*Aim of the exercise:* Locate and copy each line in the data that contains the word "families".
++++ Records supplied ++++
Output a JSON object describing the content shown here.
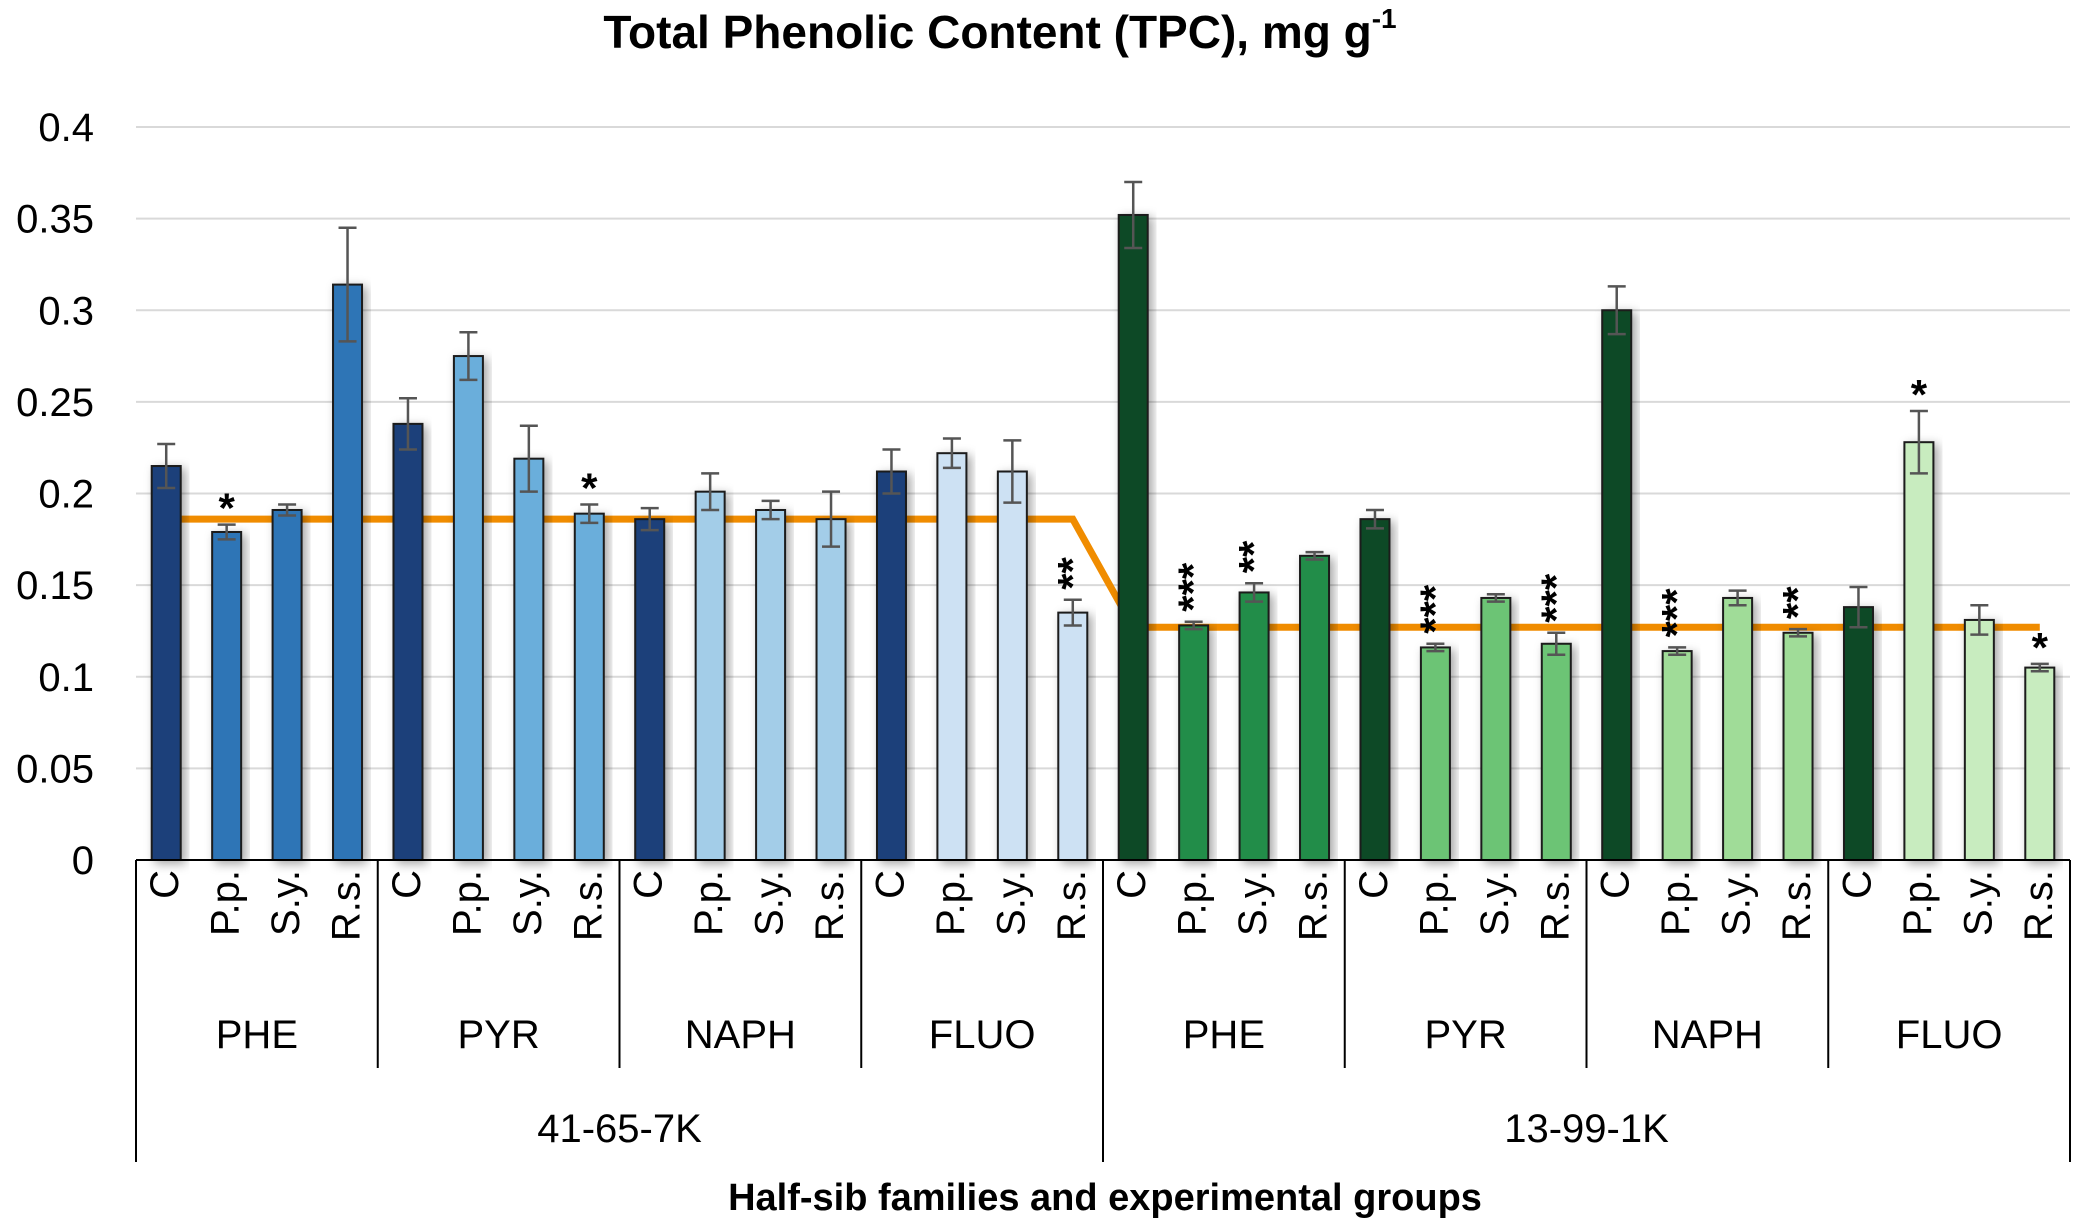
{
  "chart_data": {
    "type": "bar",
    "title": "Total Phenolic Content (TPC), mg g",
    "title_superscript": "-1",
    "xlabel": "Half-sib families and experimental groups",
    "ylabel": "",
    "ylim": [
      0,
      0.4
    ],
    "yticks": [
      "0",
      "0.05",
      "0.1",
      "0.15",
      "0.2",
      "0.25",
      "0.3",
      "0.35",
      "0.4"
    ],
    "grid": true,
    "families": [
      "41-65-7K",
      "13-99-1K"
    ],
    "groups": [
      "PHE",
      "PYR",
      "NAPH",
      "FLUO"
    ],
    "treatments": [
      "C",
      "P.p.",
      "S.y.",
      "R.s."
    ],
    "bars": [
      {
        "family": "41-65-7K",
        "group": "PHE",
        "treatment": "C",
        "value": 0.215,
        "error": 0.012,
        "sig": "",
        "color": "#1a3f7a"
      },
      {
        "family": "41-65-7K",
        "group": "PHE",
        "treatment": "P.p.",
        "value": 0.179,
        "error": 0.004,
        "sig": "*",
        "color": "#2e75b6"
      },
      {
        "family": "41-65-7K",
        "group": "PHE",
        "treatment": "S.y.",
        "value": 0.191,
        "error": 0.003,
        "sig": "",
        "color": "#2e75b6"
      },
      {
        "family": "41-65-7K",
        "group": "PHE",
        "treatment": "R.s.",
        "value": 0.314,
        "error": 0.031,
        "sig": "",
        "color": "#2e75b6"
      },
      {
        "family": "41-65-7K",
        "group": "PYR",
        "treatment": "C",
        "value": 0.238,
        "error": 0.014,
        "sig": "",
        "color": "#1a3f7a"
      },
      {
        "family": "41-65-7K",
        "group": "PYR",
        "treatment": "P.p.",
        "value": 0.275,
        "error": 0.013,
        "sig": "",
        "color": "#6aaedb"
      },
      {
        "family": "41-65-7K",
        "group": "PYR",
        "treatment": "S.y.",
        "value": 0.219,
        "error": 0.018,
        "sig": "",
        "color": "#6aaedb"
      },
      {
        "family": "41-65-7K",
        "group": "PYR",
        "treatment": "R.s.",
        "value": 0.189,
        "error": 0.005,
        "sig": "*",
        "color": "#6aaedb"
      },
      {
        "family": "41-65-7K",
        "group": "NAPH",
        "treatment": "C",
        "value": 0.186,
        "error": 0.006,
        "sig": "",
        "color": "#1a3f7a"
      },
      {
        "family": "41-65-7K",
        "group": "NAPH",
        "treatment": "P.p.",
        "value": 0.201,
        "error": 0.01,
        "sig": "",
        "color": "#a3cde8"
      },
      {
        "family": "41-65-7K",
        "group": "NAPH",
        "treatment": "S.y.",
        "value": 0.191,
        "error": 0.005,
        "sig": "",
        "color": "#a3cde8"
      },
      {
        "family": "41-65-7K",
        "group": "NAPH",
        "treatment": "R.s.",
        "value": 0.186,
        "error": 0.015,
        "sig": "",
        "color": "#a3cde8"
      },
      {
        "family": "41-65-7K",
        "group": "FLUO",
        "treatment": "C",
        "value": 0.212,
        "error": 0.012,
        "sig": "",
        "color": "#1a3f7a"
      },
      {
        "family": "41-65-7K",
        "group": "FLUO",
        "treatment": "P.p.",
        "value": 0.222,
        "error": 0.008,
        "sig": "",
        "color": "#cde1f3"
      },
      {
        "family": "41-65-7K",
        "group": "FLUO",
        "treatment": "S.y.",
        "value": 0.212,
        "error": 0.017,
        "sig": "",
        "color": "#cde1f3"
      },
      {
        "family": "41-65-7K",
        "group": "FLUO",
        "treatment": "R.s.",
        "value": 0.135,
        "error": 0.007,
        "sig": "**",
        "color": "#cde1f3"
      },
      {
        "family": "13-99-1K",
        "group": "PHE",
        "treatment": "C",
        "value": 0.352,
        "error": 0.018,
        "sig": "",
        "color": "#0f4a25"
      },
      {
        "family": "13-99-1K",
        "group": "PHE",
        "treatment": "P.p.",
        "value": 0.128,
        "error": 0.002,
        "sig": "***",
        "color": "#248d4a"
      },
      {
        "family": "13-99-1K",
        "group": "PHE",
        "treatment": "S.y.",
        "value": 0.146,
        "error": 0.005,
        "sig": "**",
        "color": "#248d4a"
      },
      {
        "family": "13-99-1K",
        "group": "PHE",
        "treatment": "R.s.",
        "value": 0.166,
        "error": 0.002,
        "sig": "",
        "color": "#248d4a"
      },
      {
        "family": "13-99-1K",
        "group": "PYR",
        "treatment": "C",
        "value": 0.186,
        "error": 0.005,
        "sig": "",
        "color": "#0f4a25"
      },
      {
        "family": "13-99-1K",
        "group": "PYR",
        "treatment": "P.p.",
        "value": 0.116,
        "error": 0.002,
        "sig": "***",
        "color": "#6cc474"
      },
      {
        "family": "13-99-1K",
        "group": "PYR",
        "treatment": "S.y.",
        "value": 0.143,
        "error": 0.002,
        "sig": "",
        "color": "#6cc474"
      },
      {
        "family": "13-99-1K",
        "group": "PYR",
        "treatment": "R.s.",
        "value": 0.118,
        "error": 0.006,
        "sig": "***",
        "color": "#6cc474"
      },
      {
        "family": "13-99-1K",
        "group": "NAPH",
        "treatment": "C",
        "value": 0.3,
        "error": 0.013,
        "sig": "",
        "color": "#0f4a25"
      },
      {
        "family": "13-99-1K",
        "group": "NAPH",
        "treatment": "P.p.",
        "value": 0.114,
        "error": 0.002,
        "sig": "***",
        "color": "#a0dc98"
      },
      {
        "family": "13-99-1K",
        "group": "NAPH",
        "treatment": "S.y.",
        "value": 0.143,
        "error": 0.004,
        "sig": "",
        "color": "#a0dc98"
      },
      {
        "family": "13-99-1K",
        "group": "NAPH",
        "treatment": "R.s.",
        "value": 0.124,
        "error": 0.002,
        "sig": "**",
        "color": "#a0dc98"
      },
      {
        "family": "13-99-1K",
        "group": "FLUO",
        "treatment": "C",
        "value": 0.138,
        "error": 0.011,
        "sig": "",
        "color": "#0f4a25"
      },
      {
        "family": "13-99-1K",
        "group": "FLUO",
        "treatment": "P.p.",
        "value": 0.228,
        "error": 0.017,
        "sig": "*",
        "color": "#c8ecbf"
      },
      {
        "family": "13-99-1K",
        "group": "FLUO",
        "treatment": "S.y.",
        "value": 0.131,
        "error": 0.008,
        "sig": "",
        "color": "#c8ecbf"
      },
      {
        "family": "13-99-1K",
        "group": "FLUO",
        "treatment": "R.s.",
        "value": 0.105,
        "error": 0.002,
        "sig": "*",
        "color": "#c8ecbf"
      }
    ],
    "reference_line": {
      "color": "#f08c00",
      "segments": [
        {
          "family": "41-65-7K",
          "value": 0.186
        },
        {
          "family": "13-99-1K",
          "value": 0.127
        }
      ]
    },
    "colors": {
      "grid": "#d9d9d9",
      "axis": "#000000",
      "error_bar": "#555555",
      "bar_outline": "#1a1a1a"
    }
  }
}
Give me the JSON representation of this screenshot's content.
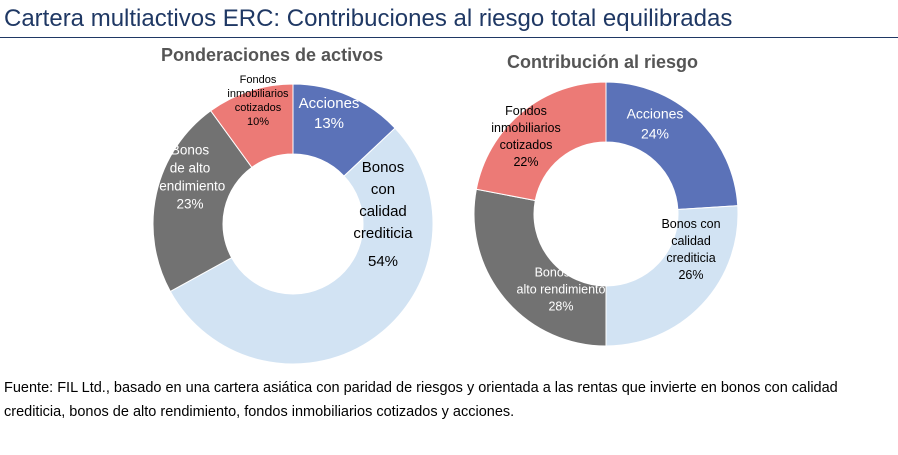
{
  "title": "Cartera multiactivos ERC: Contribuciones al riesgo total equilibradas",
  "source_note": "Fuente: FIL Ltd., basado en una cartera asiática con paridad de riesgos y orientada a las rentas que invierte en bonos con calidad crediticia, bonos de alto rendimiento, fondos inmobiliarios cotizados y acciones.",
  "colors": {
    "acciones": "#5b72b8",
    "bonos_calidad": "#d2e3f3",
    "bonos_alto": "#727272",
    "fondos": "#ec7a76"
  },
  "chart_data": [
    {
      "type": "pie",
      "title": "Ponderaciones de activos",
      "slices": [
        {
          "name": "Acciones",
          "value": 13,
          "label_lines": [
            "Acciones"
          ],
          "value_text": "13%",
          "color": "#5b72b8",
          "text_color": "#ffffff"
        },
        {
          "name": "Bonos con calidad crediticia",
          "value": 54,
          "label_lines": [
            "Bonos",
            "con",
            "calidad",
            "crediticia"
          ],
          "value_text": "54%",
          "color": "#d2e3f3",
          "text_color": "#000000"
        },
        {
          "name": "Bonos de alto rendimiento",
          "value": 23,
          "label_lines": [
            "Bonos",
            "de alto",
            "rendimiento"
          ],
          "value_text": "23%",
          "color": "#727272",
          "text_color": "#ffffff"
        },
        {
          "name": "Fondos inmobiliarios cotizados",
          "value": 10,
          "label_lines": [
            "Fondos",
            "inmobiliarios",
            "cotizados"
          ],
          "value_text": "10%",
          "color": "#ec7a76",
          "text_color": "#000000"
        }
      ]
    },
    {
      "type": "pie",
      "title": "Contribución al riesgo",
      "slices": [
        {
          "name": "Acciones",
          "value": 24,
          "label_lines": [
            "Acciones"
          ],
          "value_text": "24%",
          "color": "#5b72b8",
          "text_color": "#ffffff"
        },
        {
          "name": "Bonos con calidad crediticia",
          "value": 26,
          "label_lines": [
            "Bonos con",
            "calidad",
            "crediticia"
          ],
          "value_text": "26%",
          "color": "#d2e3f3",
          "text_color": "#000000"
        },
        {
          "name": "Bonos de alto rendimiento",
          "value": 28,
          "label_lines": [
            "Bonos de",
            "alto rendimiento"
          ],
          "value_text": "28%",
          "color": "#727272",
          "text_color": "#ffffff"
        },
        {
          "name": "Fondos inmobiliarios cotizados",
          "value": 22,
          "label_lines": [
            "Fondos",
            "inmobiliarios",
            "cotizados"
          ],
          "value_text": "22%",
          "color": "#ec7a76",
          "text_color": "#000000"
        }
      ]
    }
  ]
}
++++
*The completed task:*
    "xlabel": "Half-sib families and experimental groups",
    "families": [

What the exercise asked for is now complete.